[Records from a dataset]
####

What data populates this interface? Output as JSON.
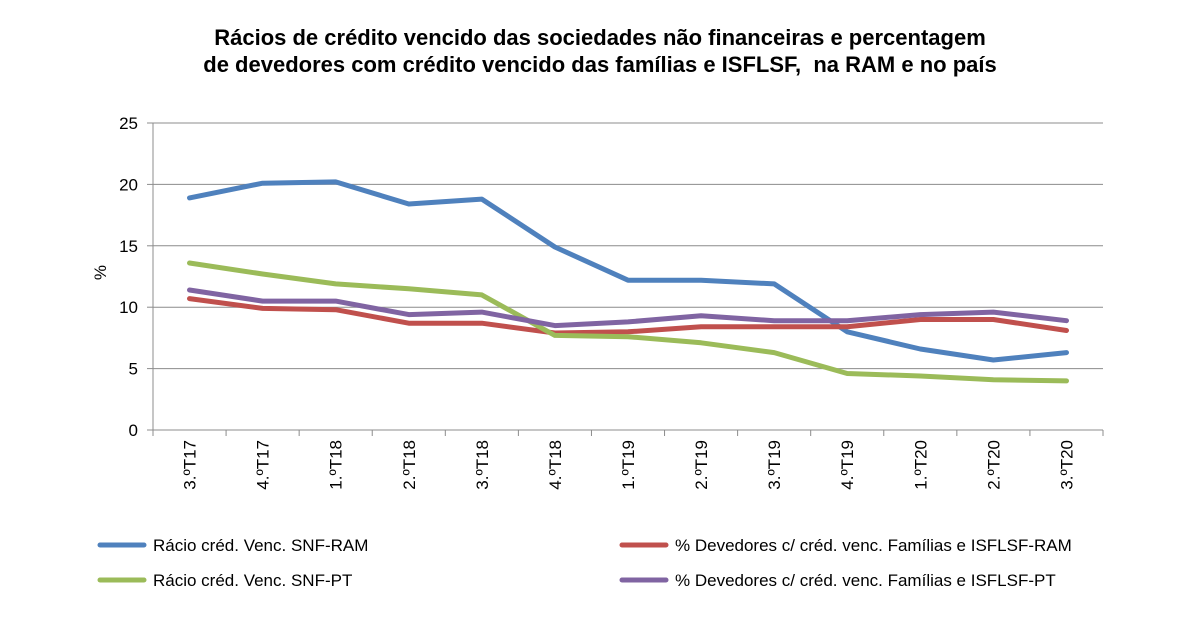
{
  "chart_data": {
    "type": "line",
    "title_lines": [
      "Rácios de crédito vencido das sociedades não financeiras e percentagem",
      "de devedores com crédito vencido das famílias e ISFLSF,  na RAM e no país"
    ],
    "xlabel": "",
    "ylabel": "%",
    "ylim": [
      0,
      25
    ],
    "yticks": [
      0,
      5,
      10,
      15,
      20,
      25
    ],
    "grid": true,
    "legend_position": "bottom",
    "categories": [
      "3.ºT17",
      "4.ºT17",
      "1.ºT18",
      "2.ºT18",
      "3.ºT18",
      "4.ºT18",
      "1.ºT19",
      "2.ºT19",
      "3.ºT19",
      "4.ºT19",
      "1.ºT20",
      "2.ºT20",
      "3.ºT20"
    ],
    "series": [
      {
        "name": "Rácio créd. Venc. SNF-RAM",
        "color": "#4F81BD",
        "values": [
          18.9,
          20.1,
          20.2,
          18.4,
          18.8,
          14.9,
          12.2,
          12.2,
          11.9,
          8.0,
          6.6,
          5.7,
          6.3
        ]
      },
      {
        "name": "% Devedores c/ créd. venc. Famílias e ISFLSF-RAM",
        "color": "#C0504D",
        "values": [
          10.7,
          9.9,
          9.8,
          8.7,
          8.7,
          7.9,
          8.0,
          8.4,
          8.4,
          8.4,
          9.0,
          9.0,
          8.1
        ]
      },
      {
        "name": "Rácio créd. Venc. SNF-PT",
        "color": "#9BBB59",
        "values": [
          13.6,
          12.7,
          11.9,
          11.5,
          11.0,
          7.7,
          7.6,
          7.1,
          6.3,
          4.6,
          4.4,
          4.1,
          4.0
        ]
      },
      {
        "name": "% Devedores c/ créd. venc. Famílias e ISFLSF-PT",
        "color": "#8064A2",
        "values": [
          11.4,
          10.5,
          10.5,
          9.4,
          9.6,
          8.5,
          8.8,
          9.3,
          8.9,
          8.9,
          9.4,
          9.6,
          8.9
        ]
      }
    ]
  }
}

####

**CHALLENGE:**
Copy the records word for word, leaving no picture in the copy.

**WORKED ANSWER:**
What data populates this interface? Output as JSON.
{
  "chart_data": {
    "type": "line",
    "title_lines": [
      "Rácios de crédito vencido das sociedades não financeiras e percentagem",
      "de devedores com crédito vencido das famílias e ISFLSF,  na RAM e no país"
    ],
    "xlabel": "",
    "ylabel": "%",
    "ylim": [
      0,
      25
    ],
    "yticks": [
      0,
      5,
      10,
      15,
      20,
      25
    ],
    "grid": true,
    "legend_position": "bottom",
    "categories": [
      "3.ºT17",
      "4.ºT17",
      "1.ºT18",
      "2.ºT18",
      "3.ºT18",
      "4.ºT18",
      "1.ºT19",
      "2.ºT19",
      "3.ºT19",
      "4.ºT19",
      "1.ºT20",
      "2.ºT20",
      "3.ºT20"
    ],
    "series": [
      {
        "name": "Rácio créd. Venc. SNF-RAM",
        "color": "#4F81BD",
        "values": [
          18.9,
          20.1,
          20.2,
          18.4,
          18.8,
          14.9,
          12.2,
          12.2,
          11.9,
          8.0,
          6.6,
          5.7,
          6.3
        ]
      },
      {
        "name": "% Devedores c/ créd. venc. Famílias e ISFLSF-RAM",
        "color": "#C0504D",
        "values": [
          10.7,
          9.9,
          9.8,
          8.7,
          8.7,
          7.9,
          8.0,
          8.4,
          8.4,
          8.4,
          9.0,
          9.0,
          8.1
        ]
      },
      {
        "name": "Rácio créd. Venc. SNF-PT",
        "color": "#9BBB59",
        "values": [
          13.6,
          12.7,
          11.9,
          11.5,
          11.0,
          7.7,
          7.6,
          7.1,
          6.3,
          4.6,
          4.4,
          4.1,
          4.0
        ]
      },
      {
        "name": "% Devedores c/ créd. venc. Famílias e ISFLSF-PT",
        "color": "#8064A2",
        "values": [
          11.4,
          10.5,
          10.5,
          9.4,
          9.6,
          8.5,
          8.8,
          9.3,
          8.9,
          8.9,
          9.4,
          9.6,
          8.9
        ]
      }
    ]
  }
}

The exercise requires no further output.